_Requirements:_ Copy the note about Durge and Gortash from "Idea 1: Durge" up to and including "essentially political puppet.", swapping "heirs" for "successors".

:: Article

Idea 1: Durge through Bhalspawn magic or normal sex could have children with Gortash and both were planning to do this. They were not going to get married, Gortash would marry someone else for political empire expansion reasons latter down the line, but Durge and Gortash had both plotted that as part of their take over the world plan they would have children together and those would be their heirs that Gortash would legitimize and just not have children with his actual wife / essentially political puppet.
This idea is courtesy of Dune, I just love the idea of Durge being a consort and Gortash promising to never touch his actual wife and only having kids with Durge.
“I swear to you now that you’ll need no title. That woman over there will be my wife and you but a concubine because this is a political thing. Yet she shall have no more of me then my name. no child of mine, nor touch, nor softness of glance, nor instant of desire.” - quote from Dune that I died thinking of Gortash saying to Durge.

::::
:: Material

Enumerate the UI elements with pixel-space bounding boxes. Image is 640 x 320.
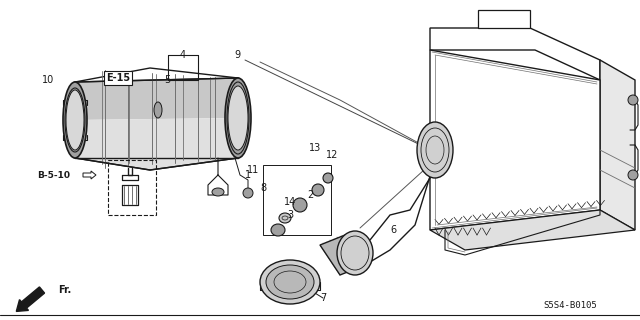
Text: S5S4-B0105: S5S4-B0105 bbox=[543, 300, 597, 309]
Polygon shape bbox=[430, 50, 600, 230]
Ellipse shape bbox=[312, 184, 324, 196]
Ellipse shape bbox=[293, 198, 307, 212]
Ellipse shape bbox=[417, 122, 453, 178]
Ellipse shape bbox=[337, 231, 373, 275]
Ellipse shape bbox=[63, 82, 87, 158]
Polygon shape bbox=[430, 28, 600, 80]
Ellipse shape bbox=[228, 86, 248, 150]
Text: 3: 3 bbox=[287, 210, 293, 220]
Text: B-5-10: B-5-10 bbox=[37, 171, 70, 180]
Ellipse shape bbox=[266, 265, 314, 299]
FancyArrow shape bbox=[83, 171, 96, 179]
Polygon shape bbox=[600, 60, 635, 230]
Bar bbox=[263, 165, 331, 235]
Ellipse shape bbox=[260, 260, 320, 304]
Polygon shape bbox=[75, 78, 238, 120]
Ellipse shape bbox=[279, 213, 291, 223]
Text: 8: 8 bbox=[260, 183, 266, 193]
Polygon shape bbox=[75, 118, 238, 170]
Text: 7: 7 bbox=[320, 293, 326, 303]
Ellipse shape bbox=[212, 188, 224, 196]
Text: 11: 11 bbox=[247, 165, 259, 175]
Text: 2: 2 bbox=[307, 190, 313, 200]
Ellipse shape bbox=[628, 170, 638, 180]
Text: 4: 4 bbox=[180, 50, 186, 60]
Text: 1: 1 bbox=[245, 170, 251, 180]
Ellipse shape bbox=[323, 173, 333, 183]
Text: 12: 12 bbox=[326, 150, 338, 160]
Bar bbox=[108, 160, 156, 215]
Ellipse shape bbox=[66, 90, 84, 150]
Text: 6: 6 bbox=[390, 225, 396, 235]
Text: 13: 13 bbox=[309, 143, 321, 153]
Text: E-15: E-15 bbox=[106, 73, 130, 83]
Text: 10: 10 bbox=[42, 75, 54, 85]
Text: Fr.: Fr. bbox=[58, 285, 71, 295]
Text: 9: 9 bbox=[234, 50, 240, 60]
Ellipse shape bbox=[225, 78, 251, 158]
Text: 14: 14 bbox=[284, 197, 296, 207]
Ellipse shape bbox=[154, 102, 162, 118]
Polygon shape bbox=[478, 10, 530, 28]
Text: 5: 5 bbox=[164, 75, 170, 85]
FancyArrow shape bbox=[16, 287, 45, 311]
Polygon shape bbox=[430, 210, 635, 250]
Ellipse shape bbox=[271, 224, 285, 236]
Ellipse shape bbox=[243, 188, 253, 198]
Ellipse shape bbox=[628, 95, 638, 105]
Polygon shape bbox=[320, 235, 365, 275]
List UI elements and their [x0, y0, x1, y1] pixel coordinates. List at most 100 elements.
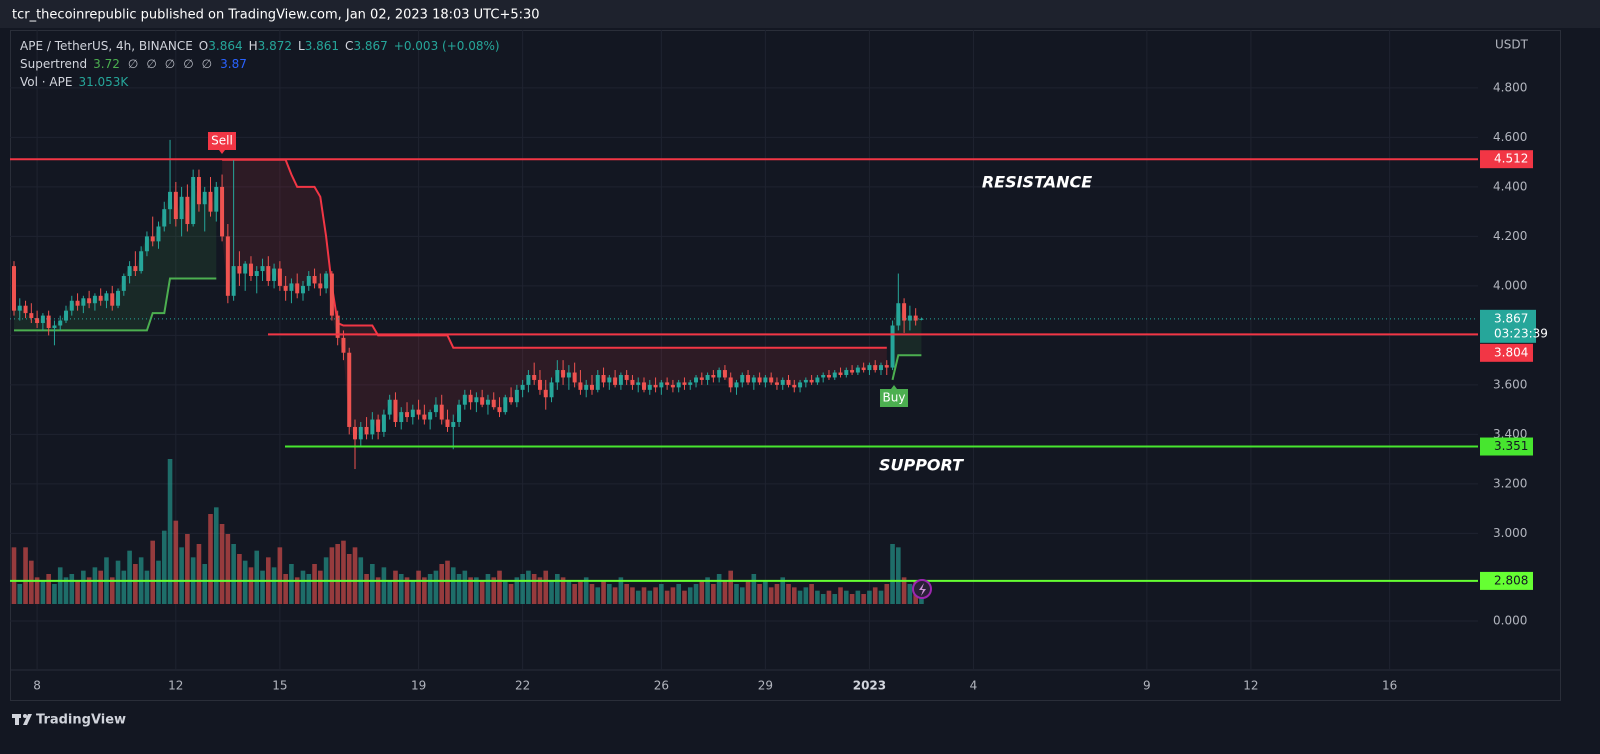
- volume-bar: [768, 587, 774, 604]
- volume-bar: [404, 577, 410, 604]
- candle-body: [272, 268, 277, 281]
- candle-body: [46, 315, 51, 328]
- candle-body: [555, 370, 560, 383]
- header: tcr_thecoinrepublic published on Trading…: [12, 8, 540, 23]
- candle-body: [572, 372, 577, 383]
- volume-bar: [809, 584, 814, 604]
- volume-bar: [589, 584, 595, 604]
- volume-bar: [52, 584, 57, 604]
- volume-bar: [115, 560, 121, 604]
- candle-body: [231, 266, 236, 296]
- resistance-label: RESISTANCE: [982, 173, 1092, 192]
- legend-value: 3.872: [258, 39, 292, 53]
- volume-bar: [583, 577, 589, 604]
- volume-bar: [208, 514, 213, 604]
- volume-bar: [433, 570, 439, 604]
- candle-body: [208, 191, 213, 212]
- volume-bar: [456, 574, 462, 604]
- y-tick-label: 4.800: [1493, 80, 1527, 94]
- volume-bar: [722, 580, 728, 604]
- volume-bar: [381, 567, 387, 604]
- candle-body: [98, 295, 103, 301]
- candle-body: [774, 382, 779, 385]
- volume-bar: [699, 580, 705, 604]
- x-tick-label: 8: [33, 679, 41, 693]
- volume-bar: [751, 574, 757, 604]
- level-tag: [1480, 150, 1533, 169]
- volume-bar: [757, 584, 762, 604]
- candle-body: [376, 419, 381, 432]
- volume-bar: [46, 574, 51, 604]
- volume-bar: [543, 570, 549, 604]
- axes: 3.0003.2003.4003.6003.8004.0004.2004.400…: [33, 80, 1548, 692]
- y2-tick-label: 0.000: [1493, 614, 1527, 628]
- volume-bar: [11, 547, 17, 604]
- volume-bar: [687, 587, 693, 604]
- candle-body: [410, 409, 415, 418]
- volume-bar: [728, 570, 734, 604]
- candle-body: [728, 377, 733, 388]
- candle-body: [468, 394, 473, 403]
- candle-body: [405, 412, 410, 418]
- candle-body: [347, 352, 352, 427]
- x-tick-label: 19: [411, 679, 426, 693]
- y-tick-label: 4.600: [1493, 130, 1527, 144]
- candle-body: [11, 266, 16, 311]
- countdown-label: 03:23:39: [1494, 326, 1548, 340]
- candle-body: [139, 251, 144, 272]
- candle-body: [497, 407, 502, 413]
- volume-bar: [838, 587, 843, 604]
- volume-bar: [861, 594, 866, 604]
- candle-body: [295, 283, 300, 294]
- volume-bar: [896, 547, 901, 604]
- candle-body: [526, 374, 531, 385]
- candle-body: [266, 266, 271, 281]
- candle-body: [873, 365, 878, 371]
- volume-bar: [318, 570, 323, 604]
- candle-body: [353, 426, 358, 440]
- candle-body: [740, 374, 745, 383]
- volume-bar: [254, 550, 260, 604]
- volume-bar: [237, 554, 242, 604]
- volume-bar: [890, 544, 895, 604]
- candle-body: [300, 285, 305, 294]
- volume-bar: [653, 587, 658, 604]
- candle-body: [584, 384, 589, 390]
- volume-bar: [248, 567, 254, 604]
- candle-body: [416, 409, 421, 415]
- volume-bar: [745, 580, 751, 604]
- candle-body: [676, 382, 681, 388]
- volume-bar: [491, 577, 497, 604]
- candle-body: [289, 283, 294, 291]
- candle-body: [636, 382, 641, 385]
- y-tick-label: 4.400: [1493, 179, 1527, 193]
- volume-bar: [844, 590, 849, 604]
- candle-body: [670, 384, 675, 388]
- volume-bar: [566, 580, 572, 604]
- candle-body: [35, 318, 40, 324]
- candle-body: [509, 397, 514, 403]
- candle-body: [896, 303, 901, 326]
- volume-bar: [439, 564, 445, 604]
- volume-bar: [277, 547, 283, 604]
- level-label: 3.351: [1494, 439, 1528, 453]
- candle-body: [173, 191, 178, 220]
- candle-body: [191, 177, 196, 225]
- x-tick-label: 12: [1243, 679, 1258, 693]
- volume-bar: [156, 560, 161, 604]
- volume-bar: [763, 580, 768, 604]
- candle-body: [127, 266, 132, 277]
- footer-brand: TradingView: [36, 713, 126, 728]
- candle-body: [318, 283, 323, 289]
- volume-bar: [601, 580, 606, 604]
- candle-body: [850, 370, 855, 373]
- x-tick-label: 16: [1382, 679, 1397, 693]
- candle-body: [520, 384, 525, 390]
- candle-body: [855, 367, 860, 373]
- x-tick-label: 9: [1143, 679, 1151, 693]
- candle-body: [578, 382, 583, 390]
- candle-body: [150, 236, 155, 242]
- candle-body: [87, 298, 92, 304]
- volume-bar: [86, 577, 92, 604]
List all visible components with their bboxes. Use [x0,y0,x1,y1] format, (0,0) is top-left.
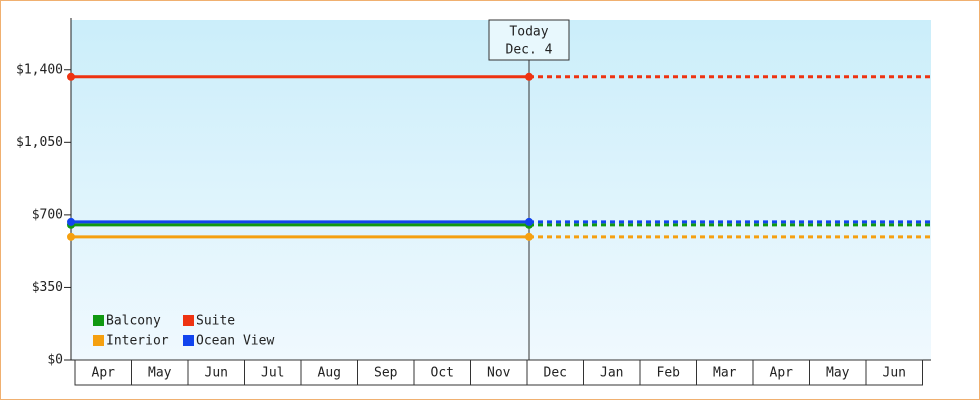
month-cell [244,359,302,386]
x-tick-label: Aug [318,366,341,381]
month-cell [413,359,471,386]
x-tick-label: Dec [544,366,567,381]
legend-label: Suite [196,314,235,329]
month-cell [357,359,415,386]
legend-label: Ocean View [196,334,274,349]
y-tick-label: $0 [47,353,63,368]
legend-swatch [93,315,104,326]
point [525,232,533,241]
x-tick-label: Sep [374,366,398,381]
y-tick-label: $350 [32,280,63,295]
y-tick-label: $1,050 [16,135,63,150]
y-tick-label: $1,400 [16,62,63,77]
month-cell [300,359,358,386]
month-cell [809,359,867,386]
legend-swatch [183,315,194,326]
point [67,72,75,81]
point [525,72,533,81]
x-tick-label: Jun [883,366,906,381]
plot-area [71,20,931,360]
month-cell [865,359,923,386]
x-tick-label: May [148,366,172,381]
legend-label: Interior [106,334,169,349]
x-tick-label: Oct [431,366,454,381]
month-cell [696,359,754,386]
x-tick-label: Nov [487,366,511,381]
today-box [488,19,570,61]
x-tick-label: Feb [657,366,681,381]
today-label: Today [509,25,548,40]
x-tick-label: Jul [261,366,284,381]
x-tick-label: Jan [600,366,623,381]
point [67,232,75,241]
x-tick-label: Apr [770,366,794,381]
x-tick-label: Mar [713,366,737,381]
month-cell [583,359,641,386]
y-tick-label: $700 [32,207,63,222]
legend-swatch [183,335,194,346]
month-cell [526,359,584,386]
x-tick-label: Jun [205,366,228,381]
point [525,217,533,226]
x-tick-label: May [826,366,850,381]
today-date: Dec. 4 [506,43,553,58]
point [67,217,75,226]
x-tick-label: Apr [92,366,116,381]
month-cell [752,359,810,386]
legend-swatch [93,335,104,346]
month-cell [639,359,697,386]
legend-label: Balcony [106,314,161,329]
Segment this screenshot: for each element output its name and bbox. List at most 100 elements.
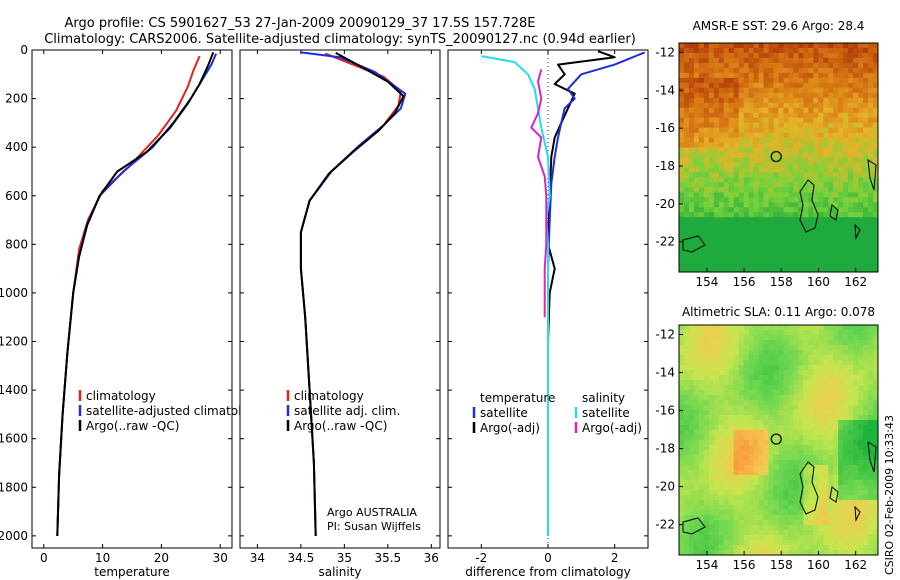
map-cell [803, 530, 809, 536]
map-cell [808, 535, 814, 541]
map-cell [808, 490, 814, 496]
map-cell [768, 122, 774, 129]
map-cell [818, 152, 824, 158]
map-cell [748, 475, 755, 481]
map-cell [768, 137, 774, 143]
map-cell [753, 122, 760, 129]
map-cell [723, 142, 730, 148]
map-cell [738, 102, 745, 109]
map-cell [703, 87, 710, 94]
map-cell [713, 82, 720, 89]
map-cell [728, 400, 735, 406]
map-cell [778, 257, 784, 263]
map-cell [858, 495, 864, 501]
map-cell [683, 202, 690, 208]
map-cell [868, 262, 874, 268]
map-cell [718, 97, 725, 104]
map-cell [818, 410, 824, 416]
map-cell [858, 325, 864, 331]
map-cell [708, 490, 715, 496]
map-cell [863, 365, 869, 371]
map-cell [748, 43, 755, 49]
map-cell [768, 227, 774, 233]
map-cell [843, 520, 849, 526]
map-cell [758, 415, 764, 421]
map-cell [833, 232, 839, 238]
map-cell [758, 410, 764, 416]
map-cell [858, 545, 864, 551]
map-cell [763, 370, 769, 376]
map-cell [833, 147, 839, 153]
map-cell [753, 440, 760, 446]
map-cell [688, 92, 695, 99]
x-tick-label: 156 [733, 275, 756, 289]
map-cell [738, 340, 745, 346]
map-cell [813, 510, 819, 516]
map-cell [858, 47, 864, 54]
map-cell [723, 87, 730, 94]
map-cell [873, 262, 879, 268]
map-cell [703, 212, 710, 218]
map-cell [863, 72, 869, 79]
map-cell [868, 97, 874, 104]
map-cell [808, 207, 814, 213]
map-cell [763, 500, 769, 506]
map-cell [679, 400, 685, 406]
map-cell [778, 242, 784, 248]
map-cell [783, 247, 789, 253]
map-cell [723, 157, 730, 163]
map-cell [833, 182, 839, 188]
map-cell [853, 107, 859, 114]
map-cell [723, 480, 730, 486]
map-cell [813, 465, 819, 471]
map-cell [698, 162, 705, 168]
map-cell [828, 485, 834, 491]
map-cell [758, 82, 764, 89]
map-cell [693, 197, 700, 203]
map-cell [738, 52, 745, 59]
map-cell [808, 345, 814, 351]
map-cell [838, 217, 844, 223]
map-cell [803, 192, 809, 198]
map-cell [743, 87, 750, 94]
map-cell [679, 340, 685, 346]
map-cell [768, 535, 774, 541]
map-cell [873, 72, 879, 79]
map-cell [748, 455, 755, 461]
map-cell [753, 430, 760, 436]
map-cell [818, 102, 824, 109]
map-cell [873, 505, 879, 511]
map-cell [693, 227, 700, 233]
map-cell [833, 187, 839, 193]
map-cell [793, 430, 799, 436]
map-cell [708, 525, 715, 531]
map-cell [738, 212, 745, 218]
map-cell [858, 247, 864, 253]
map-cell [828, 62, 834, 69]
map-cell [783, 500, 789, 506]
map-cell [858, 520, 864, 526]
map-cell [833, 375, 839, 381]
map-cell [783, 435, 789, 441]
legend-label: satellite-adjusted climatology [86, 404, 264, 418]
map-cell [868, 102, 874, 109]
map-cell [783, 72, 789, 79]
map-cell [763, 152, 769, 158]
map-cell [768, 117, 774, 124]
map-cell [788, 122, 794, 129]
map-cell [863, 425, 869, 431]
map-cell [708, 345, 715, 351]
map-cell [783, 410, 789, 416]
map-cell [713, 207, 720, 213]
map-cell [683, 43, 690, 49]
map-cell [808, 355, 814, 361]
map-cell [793, 147, 799, 153]
map-cell [708, 222, 715, 228]
map-cell [723, 92, 730, 99]
map-cell [808, 157, 814, 163]
map-cell [728, 330, 735, 336]
map-cell [698, 43, 705, 49]
map-cell [723, 127, 730, 134]
map-cell [813, 525, 819, 531]
map-cell [773, 420, 779, 426]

::::

_Expected answer:_
Idea 1: Durge through Bhalspawn magic or normal sex could have children with Gortash and both were planning to do this. They were not going to get married, Gortash would marry someone else for political empire expansion reasons latter down the line, but Durge and Gortash had both plotted that as part of their take over the world plan they would have children together and those would be their successors that Gortash would legitimize and just not have children with his actual wife / essentially political puppet.